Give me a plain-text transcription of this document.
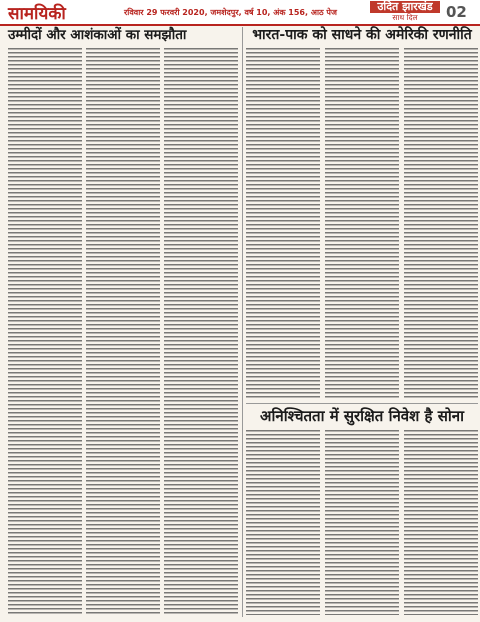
सामयिकी	रविवार 29 फरवरी 2020, जमशेदपुर, वर्ष 10, अंक 156, आठ पेज	उदित झारखंड
साथ दिल	02
उम्मीदों और आशंकाओं का समझौता	भारत-पाक को साधने की अमेरिकी रणनीति
अनिश्चितता में सुरक्षित निवेश है सोना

+ + + +

> _TASK DIRECTIONS_
All of the data needs repeating exactly, but the pictures do not.

> _SOLUTION TO THE PROBLEM_
Give me a plain-text transcription of this document.
सामयिकी	रविवार 29 फरवरी 2020, जमशेदपुर, वर्ष 10, अंक 156, आठ पेज	उदित झारखंड
साथ दिल	02
उम्मीदों और आशंकाओं का समझौता	भारत-पाक को साधने की अमेरिकी रणनीति
अनिश्चितता में सुरक्षित निवेश है सोना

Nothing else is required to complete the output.